# Problem
Starting at the first of the rows and stopping after the line that contains "dim-tick xyxy=(52,370,59,371)", rename "extension-line" to "witness-line" and give those lines again with everything else unchanged.

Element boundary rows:
★ ★ ★ ★ ★ ★ ★

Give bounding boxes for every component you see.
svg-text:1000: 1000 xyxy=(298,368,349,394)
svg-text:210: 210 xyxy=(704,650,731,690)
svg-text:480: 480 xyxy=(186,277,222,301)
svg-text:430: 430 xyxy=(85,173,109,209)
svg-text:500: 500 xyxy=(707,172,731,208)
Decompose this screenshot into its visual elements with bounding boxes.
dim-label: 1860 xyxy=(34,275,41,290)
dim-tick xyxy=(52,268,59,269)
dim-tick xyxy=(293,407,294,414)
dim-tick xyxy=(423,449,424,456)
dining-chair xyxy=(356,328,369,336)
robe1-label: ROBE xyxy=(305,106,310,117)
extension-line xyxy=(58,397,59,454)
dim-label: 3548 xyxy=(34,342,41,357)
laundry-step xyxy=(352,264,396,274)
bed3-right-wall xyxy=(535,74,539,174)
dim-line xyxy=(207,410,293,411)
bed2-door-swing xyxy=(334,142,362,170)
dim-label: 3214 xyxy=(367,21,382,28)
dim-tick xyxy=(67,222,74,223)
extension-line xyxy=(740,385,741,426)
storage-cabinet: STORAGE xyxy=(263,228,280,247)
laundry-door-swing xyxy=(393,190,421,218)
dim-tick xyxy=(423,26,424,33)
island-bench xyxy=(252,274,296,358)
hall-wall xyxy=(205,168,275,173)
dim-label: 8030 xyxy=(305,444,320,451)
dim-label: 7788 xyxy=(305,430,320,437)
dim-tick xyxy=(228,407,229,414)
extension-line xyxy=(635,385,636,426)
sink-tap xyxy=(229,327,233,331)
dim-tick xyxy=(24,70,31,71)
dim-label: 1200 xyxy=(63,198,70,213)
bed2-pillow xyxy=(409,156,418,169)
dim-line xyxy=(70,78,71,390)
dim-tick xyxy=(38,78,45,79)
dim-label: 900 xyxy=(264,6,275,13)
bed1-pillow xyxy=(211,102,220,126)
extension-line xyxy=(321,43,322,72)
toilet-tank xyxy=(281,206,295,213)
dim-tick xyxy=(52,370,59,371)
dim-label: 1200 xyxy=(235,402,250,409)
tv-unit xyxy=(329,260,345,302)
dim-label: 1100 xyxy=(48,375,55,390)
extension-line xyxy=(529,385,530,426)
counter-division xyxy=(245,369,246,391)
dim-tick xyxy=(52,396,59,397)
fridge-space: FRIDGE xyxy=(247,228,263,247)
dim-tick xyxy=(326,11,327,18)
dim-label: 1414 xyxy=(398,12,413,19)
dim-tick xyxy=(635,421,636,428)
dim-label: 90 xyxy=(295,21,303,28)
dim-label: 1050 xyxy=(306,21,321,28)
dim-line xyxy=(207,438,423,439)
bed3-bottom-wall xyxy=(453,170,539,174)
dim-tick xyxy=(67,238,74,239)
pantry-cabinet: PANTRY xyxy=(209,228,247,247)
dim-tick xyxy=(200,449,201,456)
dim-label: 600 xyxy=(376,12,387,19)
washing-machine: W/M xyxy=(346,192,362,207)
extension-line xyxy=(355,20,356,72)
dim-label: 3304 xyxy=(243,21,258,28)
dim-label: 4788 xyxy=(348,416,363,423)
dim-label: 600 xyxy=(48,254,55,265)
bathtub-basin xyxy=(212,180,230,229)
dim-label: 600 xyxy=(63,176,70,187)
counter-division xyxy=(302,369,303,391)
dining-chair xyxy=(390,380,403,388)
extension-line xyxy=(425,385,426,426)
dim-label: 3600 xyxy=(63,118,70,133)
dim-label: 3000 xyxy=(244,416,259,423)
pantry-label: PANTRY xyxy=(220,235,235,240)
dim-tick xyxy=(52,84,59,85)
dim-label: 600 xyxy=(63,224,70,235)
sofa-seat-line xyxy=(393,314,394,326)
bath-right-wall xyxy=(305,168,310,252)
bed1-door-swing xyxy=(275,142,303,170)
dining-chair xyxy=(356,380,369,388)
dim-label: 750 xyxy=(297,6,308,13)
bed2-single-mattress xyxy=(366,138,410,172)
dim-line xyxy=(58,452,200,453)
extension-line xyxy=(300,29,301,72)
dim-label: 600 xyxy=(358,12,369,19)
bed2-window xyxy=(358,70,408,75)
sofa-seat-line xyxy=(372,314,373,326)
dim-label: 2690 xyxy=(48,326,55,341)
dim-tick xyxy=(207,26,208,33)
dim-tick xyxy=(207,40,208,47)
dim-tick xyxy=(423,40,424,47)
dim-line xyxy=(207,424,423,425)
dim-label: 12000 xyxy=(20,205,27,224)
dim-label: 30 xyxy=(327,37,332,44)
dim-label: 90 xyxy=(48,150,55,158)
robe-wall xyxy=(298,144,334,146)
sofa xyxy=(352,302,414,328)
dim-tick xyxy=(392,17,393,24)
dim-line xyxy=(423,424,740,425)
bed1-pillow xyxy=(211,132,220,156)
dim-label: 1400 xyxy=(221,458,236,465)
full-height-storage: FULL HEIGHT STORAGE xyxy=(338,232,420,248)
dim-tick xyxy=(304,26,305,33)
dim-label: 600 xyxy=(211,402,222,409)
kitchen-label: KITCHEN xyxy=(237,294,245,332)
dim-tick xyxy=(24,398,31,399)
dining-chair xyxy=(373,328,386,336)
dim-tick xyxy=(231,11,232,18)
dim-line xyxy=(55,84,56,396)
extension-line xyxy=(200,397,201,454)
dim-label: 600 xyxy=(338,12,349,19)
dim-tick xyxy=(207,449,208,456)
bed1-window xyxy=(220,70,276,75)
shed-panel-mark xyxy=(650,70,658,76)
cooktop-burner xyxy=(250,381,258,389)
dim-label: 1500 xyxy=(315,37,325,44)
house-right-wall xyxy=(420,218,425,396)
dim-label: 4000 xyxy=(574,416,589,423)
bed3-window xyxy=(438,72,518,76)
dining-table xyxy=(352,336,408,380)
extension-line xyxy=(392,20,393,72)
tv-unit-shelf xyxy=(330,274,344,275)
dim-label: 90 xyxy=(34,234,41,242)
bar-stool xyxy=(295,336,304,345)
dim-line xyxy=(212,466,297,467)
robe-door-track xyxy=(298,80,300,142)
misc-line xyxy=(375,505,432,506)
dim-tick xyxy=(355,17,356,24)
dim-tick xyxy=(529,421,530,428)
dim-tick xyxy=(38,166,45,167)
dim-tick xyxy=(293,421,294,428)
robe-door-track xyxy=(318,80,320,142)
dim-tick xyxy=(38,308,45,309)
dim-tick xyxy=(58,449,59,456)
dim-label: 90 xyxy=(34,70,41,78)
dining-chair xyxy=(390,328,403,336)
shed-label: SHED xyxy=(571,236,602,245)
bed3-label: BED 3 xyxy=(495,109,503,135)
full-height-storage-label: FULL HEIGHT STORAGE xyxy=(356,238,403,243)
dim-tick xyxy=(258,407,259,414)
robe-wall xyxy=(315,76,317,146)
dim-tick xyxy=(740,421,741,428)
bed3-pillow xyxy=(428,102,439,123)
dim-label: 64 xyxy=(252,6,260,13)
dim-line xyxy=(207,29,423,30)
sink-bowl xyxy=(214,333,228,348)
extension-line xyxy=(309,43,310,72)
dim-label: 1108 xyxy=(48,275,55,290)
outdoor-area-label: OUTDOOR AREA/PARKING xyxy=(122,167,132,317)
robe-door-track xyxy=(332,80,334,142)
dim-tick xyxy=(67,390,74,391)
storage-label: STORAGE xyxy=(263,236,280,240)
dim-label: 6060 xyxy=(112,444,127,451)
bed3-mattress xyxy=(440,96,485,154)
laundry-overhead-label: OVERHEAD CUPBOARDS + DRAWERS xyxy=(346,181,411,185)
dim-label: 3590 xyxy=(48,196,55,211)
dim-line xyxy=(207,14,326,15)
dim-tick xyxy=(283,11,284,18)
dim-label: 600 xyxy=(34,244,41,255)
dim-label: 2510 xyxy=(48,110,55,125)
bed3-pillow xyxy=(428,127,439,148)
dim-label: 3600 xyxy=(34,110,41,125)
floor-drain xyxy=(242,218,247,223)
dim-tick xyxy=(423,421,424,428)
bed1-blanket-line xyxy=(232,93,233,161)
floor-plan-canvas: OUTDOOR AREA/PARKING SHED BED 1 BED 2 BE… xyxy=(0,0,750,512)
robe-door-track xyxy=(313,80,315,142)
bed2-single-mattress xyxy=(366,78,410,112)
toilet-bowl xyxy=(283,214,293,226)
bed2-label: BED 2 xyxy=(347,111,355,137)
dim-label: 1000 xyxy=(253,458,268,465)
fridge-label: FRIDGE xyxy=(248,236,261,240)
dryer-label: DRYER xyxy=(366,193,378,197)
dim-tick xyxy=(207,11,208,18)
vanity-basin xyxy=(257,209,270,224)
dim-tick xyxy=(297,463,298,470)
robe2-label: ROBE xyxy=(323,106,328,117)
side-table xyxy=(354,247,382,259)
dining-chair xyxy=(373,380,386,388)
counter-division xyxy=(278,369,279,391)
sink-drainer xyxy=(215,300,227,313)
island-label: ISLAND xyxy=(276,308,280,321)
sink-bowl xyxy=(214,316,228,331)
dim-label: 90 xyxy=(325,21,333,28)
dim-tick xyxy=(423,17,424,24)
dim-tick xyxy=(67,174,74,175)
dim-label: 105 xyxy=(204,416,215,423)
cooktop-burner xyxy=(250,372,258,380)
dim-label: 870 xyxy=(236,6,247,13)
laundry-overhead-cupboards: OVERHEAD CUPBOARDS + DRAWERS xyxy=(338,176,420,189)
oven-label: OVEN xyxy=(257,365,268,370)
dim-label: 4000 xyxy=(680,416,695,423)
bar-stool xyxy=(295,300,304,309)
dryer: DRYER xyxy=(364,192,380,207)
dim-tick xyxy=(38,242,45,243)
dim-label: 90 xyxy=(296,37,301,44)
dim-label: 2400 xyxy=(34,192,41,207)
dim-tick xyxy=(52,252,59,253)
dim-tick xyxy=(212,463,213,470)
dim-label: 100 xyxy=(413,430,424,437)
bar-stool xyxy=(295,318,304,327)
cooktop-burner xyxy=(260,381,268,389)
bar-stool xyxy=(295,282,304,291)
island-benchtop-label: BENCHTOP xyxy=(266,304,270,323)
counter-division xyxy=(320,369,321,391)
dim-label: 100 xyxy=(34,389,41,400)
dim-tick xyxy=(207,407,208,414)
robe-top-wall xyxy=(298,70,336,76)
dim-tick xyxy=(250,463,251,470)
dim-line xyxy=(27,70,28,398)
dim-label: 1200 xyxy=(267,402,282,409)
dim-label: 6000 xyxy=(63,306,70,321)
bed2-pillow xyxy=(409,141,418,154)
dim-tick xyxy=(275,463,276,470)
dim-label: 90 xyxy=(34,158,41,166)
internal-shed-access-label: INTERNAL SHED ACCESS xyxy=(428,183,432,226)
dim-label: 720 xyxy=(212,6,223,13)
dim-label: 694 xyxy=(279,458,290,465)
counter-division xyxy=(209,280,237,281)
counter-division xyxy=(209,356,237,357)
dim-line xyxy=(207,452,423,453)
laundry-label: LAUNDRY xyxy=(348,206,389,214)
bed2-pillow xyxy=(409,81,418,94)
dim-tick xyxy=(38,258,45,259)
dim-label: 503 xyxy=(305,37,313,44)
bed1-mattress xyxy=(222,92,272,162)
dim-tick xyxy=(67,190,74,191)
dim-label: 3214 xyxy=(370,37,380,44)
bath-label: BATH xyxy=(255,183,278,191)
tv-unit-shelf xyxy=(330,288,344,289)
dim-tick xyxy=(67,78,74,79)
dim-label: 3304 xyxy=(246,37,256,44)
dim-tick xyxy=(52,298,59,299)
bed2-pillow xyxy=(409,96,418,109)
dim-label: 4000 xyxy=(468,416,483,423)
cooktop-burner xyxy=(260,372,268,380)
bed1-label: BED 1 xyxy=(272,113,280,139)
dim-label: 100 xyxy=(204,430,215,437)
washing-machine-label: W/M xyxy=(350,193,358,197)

★ ★ ★ ★ ★ ★ ★

# The solution
Give bounding boxes for every component you see.
svg-text:1000: 1000 xyxy=(298,368,349,394)
svg-text:210: 210 xyxy=(704,650,731,690)
svg-text:480: 480 xyxy=(186,277,222,301)
svg-text:430: 430 xyxy=(85,173,109,209)
svg-text:500: 500 xyxy=(707,172,731,208)
Decompose this screenshot into its visual elements with bounding boxes.
dim-label: 1860 xyxy=(34,275,41,290)
dim-tick xyxy=(52,268,59,269)
dim-tick xyxy=(293,407,294,414)
dim-tick xyxy=(423,449,424,456)
dining-chair xyxy=(356,328,369,336)
robe1-label: ROBE xyxy=(305,106,310,117)
witness-line xyxy=(58,397,59,454)
dim-label: 3548 xyxy=(34,342,41,357)
laundry-step xyxy=(352,264,396,274)
bed3-right-wall xyxy=(535,74,539,174)
dim-line xyxy=(207,410,293,411)
bed2-door-swing xyxy=(334,142,362,170)
dim-label: 3214 xyxy=(367,21,382,28)
dim-tick xyxy=(67,222,74,223)
witness-line xyxy=(740,385,741,426)
storage-cabinet: STORAGE xyxy=(263,228,280,247)
laundry-door-swing xyxy=(393,190,421,218)
dim-tick xyxy=(423,26,424,33)
island-bench xyxy=(252,274,296,358)
hall-wall xyxy=(205,168,275,173)
dim-label: 8030 xyxy=(305,444,320,451)
dim-label: 7788 xyxy=(305,430,320,437)
dim-tick xyxy=(228,407,229,414)
witness-line xyxy=(635,385,636,426)
sink-tap xyxy=(229,327,233,331)
dim-tick xyxy=(24,70,31,71)
dim-label: 1200 xyxy=(63,198,70,213)
bed2-pillow xyxy=(409,156,418,169)
dim-line xyxy=(70,78,71,390)
dim-tick xyxy=(38,78,45,79)
dim-label: 900 xyxy=(264,6,275,13)
bed1-pillow xyxy=(211,102,220,126)
witness-line xyxy=(321,43,322,72)
toilet-tank xyxy=(281,206,295,213)
dim-tick xyxy=(52,370,59,371)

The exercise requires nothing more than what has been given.